* Brief: Wherever "running" appears in a line, list that line.

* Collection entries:
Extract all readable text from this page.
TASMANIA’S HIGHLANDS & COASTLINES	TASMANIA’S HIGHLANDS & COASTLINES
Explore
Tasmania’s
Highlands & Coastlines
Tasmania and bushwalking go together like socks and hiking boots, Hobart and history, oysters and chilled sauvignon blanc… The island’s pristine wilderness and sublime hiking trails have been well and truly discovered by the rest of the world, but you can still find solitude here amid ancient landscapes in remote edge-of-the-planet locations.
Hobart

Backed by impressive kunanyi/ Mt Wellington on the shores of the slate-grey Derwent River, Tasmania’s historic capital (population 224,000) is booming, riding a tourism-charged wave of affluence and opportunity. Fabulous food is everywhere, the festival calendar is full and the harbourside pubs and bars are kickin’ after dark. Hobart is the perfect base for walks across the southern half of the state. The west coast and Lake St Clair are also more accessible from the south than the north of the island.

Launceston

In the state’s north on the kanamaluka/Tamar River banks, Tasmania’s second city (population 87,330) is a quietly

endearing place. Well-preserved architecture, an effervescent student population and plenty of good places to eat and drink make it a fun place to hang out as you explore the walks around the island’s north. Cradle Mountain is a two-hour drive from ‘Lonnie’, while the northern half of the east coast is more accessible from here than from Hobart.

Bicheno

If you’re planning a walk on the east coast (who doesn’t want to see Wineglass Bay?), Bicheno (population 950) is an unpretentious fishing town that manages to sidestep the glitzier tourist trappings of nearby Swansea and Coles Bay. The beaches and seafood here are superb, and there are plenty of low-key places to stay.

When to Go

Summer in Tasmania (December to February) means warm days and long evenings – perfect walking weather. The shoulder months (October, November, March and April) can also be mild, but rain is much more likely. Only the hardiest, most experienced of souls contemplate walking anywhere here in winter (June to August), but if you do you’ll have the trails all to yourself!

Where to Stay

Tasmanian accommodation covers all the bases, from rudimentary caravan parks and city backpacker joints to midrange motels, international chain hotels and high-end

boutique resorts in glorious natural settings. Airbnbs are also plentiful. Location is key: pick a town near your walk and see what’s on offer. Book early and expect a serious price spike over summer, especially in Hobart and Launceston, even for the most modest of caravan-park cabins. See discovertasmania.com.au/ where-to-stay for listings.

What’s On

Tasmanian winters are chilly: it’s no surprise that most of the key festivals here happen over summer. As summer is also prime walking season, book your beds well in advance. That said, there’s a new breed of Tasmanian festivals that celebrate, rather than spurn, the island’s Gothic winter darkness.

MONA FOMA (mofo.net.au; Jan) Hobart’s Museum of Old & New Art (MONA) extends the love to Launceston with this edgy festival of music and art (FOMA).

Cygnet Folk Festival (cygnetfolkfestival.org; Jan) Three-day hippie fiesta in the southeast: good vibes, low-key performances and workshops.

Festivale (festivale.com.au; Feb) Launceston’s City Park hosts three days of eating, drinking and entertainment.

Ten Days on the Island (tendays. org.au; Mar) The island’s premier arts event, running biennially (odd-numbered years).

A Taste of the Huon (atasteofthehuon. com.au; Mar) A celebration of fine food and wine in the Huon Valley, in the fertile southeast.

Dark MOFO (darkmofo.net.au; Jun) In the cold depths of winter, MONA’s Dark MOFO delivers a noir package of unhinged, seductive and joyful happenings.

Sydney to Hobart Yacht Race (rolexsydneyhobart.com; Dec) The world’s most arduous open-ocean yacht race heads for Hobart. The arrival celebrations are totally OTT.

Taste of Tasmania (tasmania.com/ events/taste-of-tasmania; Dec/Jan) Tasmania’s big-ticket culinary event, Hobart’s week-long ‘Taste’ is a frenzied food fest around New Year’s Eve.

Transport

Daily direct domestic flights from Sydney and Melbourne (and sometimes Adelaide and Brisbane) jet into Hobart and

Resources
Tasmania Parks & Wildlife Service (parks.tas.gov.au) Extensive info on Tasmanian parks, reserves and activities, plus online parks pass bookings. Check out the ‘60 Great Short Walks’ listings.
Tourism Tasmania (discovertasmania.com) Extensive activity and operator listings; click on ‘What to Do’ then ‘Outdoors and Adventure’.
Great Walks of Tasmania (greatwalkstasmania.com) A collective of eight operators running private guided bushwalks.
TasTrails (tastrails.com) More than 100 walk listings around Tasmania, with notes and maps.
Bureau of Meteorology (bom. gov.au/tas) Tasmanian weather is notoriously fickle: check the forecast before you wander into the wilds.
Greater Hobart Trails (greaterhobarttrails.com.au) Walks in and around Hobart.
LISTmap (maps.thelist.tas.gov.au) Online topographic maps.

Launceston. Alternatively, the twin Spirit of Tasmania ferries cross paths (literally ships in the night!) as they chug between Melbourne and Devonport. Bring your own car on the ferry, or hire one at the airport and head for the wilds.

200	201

* Solved exercise:
Ten Days on the Island (tendays. org.au; Mar) The island’s premier arts event, running biennially (odd-numbered years).
Great Walks of Tasmania (greatwalkstasmania.com) A collective of eight operators running private guided bushwalks.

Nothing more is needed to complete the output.